== Entries supplied ==
Begin

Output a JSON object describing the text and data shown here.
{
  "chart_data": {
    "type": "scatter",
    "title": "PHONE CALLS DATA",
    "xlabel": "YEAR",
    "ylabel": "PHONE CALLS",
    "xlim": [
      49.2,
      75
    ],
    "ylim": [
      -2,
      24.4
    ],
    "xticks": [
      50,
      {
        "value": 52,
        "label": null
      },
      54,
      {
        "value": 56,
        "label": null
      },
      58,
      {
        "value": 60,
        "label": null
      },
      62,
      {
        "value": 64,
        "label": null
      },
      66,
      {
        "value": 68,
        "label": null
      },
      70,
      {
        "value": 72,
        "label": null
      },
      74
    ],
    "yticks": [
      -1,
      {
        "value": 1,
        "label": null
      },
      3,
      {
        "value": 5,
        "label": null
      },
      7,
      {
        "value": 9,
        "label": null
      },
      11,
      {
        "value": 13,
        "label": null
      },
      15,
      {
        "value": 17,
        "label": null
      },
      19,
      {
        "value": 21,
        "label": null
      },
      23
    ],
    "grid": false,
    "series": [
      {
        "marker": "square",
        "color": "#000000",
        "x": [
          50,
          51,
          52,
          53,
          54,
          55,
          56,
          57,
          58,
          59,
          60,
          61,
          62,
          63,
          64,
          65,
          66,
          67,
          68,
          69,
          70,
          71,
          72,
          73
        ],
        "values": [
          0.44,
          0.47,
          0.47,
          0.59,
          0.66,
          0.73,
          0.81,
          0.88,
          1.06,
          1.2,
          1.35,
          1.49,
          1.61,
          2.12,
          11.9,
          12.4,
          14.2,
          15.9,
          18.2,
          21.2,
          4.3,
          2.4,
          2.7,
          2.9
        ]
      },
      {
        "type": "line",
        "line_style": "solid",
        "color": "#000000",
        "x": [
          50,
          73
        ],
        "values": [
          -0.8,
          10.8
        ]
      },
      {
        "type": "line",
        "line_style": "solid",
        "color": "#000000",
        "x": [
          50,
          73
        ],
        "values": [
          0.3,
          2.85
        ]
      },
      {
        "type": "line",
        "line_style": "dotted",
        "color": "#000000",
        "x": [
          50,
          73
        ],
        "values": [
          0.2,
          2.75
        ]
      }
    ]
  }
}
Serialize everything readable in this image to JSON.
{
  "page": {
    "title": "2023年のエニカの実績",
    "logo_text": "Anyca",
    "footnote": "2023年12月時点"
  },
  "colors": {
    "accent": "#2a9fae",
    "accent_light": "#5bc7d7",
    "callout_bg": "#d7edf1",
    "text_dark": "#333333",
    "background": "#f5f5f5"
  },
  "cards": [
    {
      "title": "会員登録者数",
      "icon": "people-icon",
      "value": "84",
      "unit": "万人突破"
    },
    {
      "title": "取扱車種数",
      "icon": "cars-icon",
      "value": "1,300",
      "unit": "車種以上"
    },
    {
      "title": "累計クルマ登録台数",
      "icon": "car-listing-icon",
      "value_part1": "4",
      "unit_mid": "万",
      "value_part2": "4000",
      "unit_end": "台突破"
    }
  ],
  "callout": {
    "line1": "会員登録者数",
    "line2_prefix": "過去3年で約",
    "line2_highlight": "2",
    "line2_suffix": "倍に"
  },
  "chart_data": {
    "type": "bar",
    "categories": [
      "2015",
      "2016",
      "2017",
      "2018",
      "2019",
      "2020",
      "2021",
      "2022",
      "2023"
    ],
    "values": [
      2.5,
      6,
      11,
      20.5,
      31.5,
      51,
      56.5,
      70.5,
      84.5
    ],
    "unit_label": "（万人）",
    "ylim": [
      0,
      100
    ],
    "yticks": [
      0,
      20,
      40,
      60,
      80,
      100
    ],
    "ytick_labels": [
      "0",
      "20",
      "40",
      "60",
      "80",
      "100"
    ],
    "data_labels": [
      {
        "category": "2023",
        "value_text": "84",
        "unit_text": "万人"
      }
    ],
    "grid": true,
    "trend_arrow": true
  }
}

End

== Task instructions ==
Write out each line of the data that holds the string "JSON".

== Completed task ==
Output a JSON object describing the text and data shown here.
Serialize everything readable in this image to JSON.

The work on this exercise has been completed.